-- Working data start --

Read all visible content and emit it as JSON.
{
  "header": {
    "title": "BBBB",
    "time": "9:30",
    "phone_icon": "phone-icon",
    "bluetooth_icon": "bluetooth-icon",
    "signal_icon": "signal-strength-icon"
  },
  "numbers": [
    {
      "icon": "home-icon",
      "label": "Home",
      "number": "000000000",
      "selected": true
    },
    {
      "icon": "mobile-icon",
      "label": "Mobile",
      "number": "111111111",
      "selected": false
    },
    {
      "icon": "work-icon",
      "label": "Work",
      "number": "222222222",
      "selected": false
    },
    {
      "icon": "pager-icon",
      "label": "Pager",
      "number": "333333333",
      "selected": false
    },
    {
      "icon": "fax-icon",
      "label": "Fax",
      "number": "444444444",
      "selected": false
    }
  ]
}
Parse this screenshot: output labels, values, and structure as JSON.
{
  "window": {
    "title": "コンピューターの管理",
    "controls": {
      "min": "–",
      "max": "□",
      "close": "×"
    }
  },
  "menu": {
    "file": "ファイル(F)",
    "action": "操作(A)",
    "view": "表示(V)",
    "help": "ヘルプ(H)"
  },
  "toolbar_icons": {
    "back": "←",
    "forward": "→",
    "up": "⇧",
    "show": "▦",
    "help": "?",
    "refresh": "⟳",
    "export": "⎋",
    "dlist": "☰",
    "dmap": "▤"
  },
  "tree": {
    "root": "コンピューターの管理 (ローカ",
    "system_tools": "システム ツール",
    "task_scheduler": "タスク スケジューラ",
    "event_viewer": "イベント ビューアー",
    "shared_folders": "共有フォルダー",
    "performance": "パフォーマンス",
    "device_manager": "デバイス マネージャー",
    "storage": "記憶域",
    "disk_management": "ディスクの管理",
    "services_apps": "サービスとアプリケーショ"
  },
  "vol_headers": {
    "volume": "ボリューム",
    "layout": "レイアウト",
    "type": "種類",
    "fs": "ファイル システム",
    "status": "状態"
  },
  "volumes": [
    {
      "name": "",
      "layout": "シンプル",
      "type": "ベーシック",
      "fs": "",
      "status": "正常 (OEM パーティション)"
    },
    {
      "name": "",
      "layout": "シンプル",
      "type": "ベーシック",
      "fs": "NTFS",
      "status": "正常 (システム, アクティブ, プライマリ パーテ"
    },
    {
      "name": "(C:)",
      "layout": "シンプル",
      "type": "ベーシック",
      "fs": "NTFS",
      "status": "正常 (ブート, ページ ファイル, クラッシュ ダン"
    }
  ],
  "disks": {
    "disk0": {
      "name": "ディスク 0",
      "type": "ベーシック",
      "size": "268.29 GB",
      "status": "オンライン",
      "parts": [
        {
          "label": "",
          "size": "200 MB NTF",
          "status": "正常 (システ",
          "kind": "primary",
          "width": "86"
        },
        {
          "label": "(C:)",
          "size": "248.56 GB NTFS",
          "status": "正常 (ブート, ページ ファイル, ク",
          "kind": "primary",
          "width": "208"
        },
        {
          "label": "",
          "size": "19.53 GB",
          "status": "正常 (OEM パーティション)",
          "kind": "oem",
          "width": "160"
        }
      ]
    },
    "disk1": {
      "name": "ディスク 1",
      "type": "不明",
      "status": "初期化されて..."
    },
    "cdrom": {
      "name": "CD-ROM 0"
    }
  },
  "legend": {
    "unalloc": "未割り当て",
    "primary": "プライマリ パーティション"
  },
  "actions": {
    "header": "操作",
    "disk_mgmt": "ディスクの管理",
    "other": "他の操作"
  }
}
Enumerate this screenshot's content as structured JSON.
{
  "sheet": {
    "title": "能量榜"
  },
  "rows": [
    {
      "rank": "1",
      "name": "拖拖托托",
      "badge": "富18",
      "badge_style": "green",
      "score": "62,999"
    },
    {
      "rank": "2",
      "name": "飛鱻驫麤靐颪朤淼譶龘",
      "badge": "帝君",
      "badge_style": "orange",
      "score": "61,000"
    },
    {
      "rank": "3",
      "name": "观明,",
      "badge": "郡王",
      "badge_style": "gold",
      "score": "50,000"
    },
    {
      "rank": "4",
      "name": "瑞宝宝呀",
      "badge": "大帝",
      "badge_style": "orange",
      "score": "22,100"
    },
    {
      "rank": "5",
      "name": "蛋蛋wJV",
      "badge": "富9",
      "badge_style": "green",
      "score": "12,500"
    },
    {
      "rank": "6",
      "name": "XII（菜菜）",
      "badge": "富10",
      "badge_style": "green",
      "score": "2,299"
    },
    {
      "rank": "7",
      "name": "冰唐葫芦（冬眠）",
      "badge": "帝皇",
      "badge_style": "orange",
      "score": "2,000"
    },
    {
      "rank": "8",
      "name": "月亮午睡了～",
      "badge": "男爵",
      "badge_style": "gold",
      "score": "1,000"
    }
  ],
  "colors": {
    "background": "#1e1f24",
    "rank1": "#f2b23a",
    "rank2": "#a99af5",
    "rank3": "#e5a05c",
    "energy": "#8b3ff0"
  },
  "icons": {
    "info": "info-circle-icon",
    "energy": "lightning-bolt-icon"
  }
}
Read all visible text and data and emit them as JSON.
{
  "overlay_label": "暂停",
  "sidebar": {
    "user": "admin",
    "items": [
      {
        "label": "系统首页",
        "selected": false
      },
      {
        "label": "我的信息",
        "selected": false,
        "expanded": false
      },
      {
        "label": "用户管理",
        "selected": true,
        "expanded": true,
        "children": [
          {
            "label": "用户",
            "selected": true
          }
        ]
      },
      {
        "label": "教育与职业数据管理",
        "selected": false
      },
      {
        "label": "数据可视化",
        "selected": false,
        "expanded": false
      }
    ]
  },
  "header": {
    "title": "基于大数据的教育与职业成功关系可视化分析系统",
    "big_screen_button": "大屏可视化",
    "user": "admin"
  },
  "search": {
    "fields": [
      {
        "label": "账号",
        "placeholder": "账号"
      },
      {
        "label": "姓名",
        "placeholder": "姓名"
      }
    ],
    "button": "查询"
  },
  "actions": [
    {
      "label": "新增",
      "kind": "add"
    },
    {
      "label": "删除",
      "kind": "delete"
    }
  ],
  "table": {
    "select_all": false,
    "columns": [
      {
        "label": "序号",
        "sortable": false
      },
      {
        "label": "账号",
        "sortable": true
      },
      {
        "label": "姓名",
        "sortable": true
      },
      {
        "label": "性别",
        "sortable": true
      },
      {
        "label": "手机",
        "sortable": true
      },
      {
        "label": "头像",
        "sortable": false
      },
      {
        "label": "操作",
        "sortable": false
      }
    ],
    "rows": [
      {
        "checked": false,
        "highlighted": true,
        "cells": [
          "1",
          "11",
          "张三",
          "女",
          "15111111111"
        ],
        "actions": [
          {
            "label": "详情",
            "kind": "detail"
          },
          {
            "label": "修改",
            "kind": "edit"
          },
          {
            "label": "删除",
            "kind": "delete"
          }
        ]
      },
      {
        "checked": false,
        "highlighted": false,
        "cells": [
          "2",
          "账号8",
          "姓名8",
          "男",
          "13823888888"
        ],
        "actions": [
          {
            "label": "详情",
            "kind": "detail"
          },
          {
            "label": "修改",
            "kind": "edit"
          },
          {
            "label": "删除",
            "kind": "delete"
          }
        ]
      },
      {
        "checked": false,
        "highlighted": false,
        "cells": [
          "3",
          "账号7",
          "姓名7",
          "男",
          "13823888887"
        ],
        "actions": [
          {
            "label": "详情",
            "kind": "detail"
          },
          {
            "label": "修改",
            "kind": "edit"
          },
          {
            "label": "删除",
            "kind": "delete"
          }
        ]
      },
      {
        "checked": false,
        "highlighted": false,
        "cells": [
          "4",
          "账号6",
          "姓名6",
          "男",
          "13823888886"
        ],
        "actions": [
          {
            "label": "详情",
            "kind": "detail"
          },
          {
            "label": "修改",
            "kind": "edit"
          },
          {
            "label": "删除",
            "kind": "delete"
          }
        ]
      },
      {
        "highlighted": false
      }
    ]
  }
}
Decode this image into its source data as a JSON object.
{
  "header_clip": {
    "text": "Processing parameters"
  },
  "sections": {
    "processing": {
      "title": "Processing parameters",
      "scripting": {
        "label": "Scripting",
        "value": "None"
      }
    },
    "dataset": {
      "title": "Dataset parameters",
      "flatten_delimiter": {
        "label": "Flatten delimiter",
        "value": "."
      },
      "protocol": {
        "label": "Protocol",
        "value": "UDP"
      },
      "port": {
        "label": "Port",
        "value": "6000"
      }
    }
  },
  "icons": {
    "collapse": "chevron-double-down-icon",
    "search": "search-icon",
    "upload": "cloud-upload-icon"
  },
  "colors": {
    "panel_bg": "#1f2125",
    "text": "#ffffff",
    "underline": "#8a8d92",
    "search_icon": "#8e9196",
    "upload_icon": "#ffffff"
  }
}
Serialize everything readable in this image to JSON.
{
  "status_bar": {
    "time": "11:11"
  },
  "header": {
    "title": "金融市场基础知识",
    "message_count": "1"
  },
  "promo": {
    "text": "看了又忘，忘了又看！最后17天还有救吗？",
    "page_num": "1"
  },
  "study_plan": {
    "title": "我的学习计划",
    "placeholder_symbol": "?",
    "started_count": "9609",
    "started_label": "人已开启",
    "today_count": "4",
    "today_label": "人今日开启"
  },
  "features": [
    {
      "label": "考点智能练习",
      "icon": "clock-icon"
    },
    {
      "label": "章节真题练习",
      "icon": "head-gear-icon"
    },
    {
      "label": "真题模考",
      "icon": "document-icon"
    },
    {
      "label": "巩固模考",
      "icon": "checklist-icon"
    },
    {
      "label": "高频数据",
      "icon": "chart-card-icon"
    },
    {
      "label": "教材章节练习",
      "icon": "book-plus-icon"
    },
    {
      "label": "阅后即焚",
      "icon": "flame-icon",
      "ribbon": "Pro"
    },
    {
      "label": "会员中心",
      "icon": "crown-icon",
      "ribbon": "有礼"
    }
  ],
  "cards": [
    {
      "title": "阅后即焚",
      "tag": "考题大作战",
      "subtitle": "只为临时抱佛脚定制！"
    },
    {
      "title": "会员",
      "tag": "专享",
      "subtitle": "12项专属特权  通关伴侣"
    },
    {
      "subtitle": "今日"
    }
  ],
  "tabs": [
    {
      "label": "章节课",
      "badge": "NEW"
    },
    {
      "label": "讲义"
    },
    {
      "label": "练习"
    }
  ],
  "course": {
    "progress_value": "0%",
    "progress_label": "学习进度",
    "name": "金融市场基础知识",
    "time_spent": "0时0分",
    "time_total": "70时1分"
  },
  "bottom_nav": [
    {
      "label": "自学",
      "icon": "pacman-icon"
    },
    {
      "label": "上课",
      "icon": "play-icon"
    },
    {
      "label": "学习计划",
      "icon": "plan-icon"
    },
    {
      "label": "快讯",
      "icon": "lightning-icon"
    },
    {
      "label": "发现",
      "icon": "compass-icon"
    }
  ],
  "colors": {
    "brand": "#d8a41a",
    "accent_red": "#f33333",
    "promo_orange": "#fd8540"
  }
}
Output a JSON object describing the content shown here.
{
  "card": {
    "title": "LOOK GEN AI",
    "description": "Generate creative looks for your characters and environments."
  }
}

-- Working data end --

▶ Brief: Report how many lines contain "システム". Give nothing but the number.

▶ Solved problem: 3